# Goal of the exercise
Look over the lines below. Report each one that includes the string "Purpose".

# Data entries
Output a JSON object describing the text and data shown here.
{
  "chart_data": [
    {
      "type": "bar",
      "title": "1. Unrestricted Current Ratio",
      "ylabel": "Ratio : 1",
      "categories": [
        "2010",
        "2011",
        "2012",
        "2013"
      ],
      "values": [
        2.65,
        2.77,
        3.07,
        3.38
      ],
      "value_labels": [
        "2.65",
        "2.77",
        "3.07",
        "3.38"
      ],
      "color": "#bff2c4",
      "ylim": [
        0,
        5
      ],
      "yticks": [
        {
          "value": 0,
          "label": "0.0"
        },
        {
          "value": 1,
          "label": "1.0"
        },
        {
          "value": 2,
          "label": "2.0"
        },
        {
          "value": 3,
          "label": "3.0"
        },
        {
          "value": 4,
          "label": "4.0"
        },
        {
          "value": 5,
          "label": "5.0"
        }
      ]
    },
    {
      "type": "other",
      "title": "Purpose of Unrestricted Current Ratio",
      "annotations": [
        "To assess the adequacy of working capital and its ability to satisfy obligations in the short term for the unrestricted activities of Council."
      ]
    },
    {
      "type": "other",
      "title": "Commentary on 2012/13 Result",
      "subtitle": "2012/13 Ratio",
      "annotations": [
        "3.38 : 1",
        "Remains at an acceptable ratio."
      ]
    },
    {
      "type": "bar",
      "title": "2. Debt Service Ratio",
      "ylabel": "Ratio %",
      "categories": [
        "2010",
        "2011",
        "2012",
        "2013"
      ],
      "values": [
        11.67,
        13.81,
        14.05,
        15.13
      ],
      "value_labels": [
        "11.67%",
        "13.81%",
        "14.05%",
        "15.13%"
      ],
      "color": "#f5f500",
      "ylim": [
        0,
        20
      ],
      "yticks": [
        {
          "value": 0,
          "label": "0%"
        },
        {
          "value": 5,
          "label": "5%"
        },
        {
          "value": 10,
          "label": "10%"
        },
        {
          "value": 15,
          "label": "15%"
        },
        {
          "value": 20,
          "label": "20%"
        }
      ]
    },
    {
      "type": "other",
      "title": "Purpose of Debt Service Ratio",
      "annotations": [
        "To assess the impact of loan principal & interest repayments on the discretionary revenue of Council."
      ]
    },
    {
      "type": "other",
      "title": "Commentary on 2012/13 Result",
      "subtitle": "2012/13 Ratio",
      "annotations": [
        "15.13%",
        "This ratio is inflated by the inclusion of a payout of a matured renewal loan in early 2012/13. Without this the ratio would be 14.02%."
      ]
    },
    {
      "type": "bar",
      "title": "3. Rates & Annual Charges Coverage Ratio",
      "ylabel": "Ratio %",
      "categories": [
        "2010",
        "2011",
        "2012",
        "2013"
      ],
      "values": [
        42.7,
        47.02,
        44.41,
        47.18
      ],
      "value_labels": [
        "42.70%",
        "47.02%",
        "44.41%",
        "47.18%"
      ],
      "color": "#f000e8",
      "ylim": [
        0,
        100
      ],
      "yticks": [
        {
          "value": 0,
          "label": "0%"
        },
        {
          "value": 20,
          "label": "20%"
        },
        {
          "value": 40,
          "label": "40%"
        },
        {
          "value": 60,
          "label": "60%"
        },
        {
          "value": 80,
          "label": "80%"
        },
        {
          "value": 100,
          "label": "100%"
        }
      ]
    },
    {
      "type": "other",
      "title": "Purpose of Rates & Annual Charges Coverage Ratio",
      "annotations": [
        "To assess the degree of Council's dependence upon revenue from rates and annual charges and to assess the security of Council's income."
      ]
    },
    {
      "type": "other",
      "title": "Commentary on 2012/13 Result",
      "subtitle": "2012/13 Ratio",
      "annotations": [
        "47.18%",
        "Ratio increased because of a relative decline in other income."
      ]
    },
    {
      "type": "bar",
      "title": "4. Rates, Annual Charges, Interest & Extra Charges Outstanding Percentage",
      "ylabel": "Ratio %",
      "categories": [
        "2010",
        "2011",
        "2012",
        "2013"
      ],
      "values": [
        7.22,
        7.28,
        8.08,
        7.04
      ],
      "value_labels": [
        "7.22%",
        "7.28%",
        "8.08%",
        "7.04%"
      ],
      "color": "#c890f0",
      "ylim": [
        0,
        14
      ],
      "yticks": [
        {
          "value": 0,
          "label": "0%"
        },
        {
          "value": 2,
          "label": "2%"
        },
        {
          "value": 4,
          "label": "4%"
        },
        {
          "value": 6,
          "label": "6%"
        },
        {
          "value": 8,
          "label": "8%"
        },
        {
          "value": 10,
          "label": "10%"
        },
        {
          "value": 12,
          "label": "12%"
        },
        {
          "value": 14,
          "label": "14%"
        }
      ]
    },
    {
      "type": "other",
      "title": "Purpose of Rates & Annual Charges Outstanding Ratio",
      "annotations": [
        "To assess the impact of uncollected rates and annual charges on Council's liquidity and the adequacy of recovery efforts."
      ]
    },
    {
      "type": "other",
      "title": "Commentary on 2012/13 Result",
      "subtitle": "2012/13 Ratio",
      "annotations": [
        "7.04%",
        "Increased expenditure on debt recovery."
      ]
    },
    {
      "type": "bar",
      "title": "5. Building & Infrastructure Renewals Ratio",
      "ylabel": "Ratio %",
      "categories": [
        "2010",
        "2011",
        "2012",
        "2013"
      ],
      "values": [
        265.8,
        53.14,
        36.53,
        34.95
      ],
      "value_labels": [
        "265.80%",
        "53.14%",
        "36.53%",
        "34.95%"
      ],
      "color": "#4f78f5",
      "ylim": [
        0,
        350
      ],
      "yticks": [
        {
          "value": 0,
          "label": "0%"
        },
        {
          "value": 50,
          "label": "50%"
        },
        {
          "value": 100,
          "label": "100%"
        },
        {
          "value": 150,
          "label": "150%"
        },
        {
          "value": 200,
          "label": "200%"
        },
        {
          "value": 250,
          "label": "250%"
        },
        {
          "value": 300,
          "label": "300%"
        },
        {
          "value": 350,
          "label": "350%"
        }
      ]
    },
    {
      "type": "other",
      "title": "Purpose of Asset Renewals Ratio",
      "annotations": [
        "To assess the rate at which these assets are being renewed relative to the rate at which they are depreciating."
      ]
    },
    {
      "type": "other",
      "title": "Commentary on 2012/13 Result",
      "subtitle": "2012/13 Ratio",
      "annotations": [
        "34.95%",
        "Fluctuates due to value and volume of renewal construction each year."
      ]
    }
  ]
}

# Written response
      "title": "Purpose of Unrestricted Current Ratio",
      "title": "Purpose of Debt Service Ratio",
      "title": "Purpose of Rates & Annual Charges Coverage Ratio",
      "title": "Purpose of Rates & Annual Charges Outstanding Ratio",
      "title": "Purpose of Asset Renewals Ratio",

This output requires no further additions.